*TASK TO CARRY OUT*: Return every line of the data that contains the string "culture".

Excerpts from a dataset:
··········

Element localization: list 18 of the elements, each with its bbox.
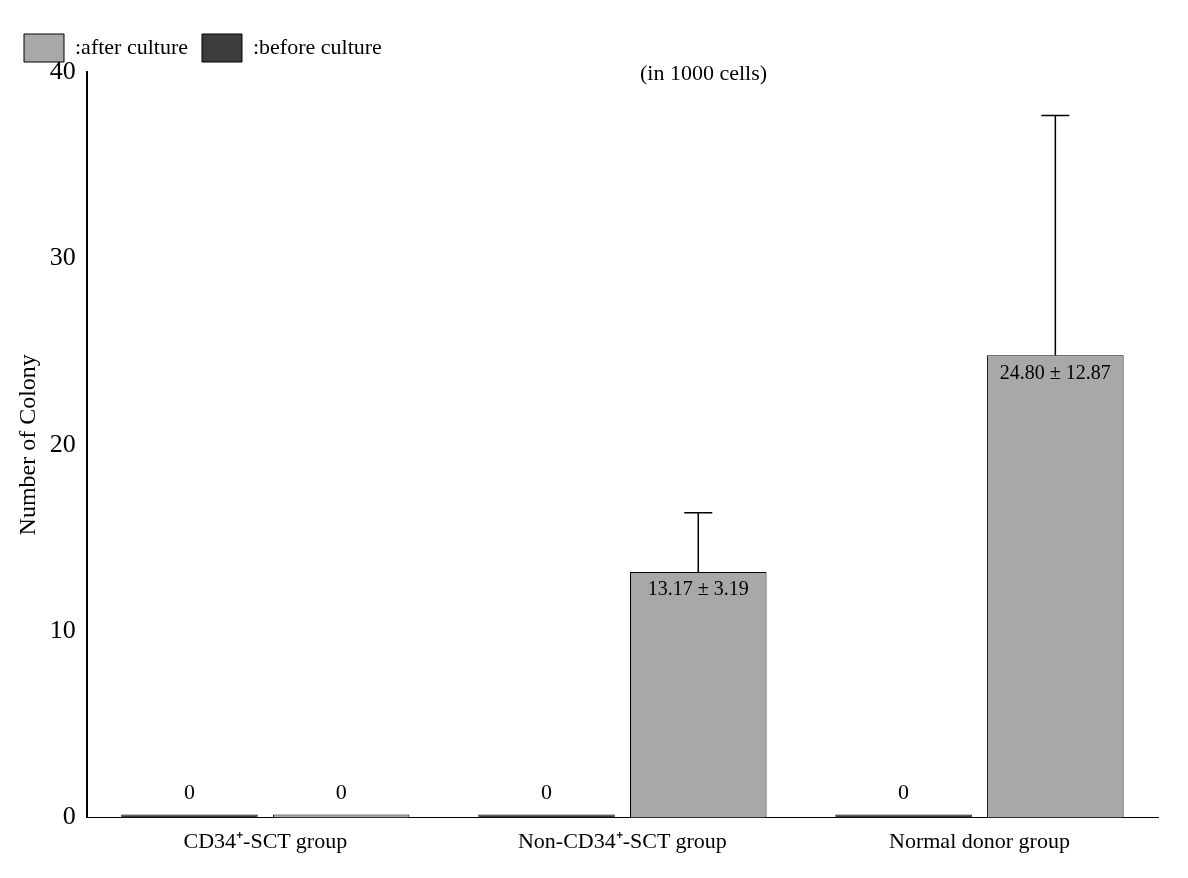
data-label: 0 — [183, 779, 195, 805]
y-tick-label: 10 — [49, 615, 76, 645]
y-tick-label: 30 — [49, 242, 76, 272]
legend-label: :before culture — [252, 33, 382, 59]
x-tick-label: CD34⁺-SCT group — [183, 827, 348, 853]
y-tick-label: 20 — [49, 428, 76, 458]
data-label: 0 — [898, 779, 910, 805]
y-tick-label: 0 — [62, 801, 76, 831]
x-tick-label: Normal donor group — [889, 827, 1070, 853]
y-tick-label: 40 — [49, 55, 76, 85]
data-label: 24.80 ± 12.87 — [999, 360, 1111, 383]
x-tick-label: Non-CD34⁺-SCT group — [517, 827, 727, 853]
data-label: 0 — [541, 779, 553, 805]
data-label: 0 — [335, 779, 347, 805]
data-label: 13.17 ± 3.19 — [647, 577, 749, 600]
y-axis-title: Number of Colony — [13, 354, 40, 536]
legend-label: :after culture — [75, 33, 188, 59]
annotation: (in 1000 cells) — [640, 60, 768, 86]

··········

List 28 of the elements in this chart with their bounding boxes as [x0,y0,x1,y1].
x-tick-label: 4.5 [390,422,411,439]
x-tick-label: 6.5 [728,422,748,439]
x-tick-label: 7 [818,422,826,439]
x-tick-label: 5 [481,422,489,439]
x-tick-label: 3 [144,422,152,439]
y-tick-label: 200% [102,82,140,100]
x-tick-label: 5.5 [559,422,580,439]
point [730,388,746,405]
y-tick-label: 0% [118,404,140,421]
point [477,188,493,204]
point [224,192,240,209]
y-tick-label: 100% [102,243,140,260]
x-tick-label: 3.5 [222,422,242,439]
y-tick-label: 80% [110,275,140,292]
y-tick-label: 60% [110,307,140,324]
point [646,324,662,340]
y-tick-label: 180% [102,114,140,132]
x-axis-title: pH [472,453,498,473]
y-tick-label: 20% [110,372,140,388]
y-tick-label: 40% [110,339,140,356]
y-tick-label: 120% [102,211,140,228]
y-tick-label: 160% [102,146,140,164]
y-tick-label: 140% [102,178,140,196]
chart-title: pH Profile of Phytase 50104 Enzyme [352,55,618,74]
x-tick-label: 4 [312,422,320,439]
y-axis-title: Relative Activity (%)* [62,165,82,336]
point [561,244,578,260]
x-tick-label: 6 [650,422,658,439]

··········

*FINISHED EXERCISE*:
legend-label: :before culture — [252, 33, 382, 59]
legend-label: :after culture — [75, 33, 188, 59]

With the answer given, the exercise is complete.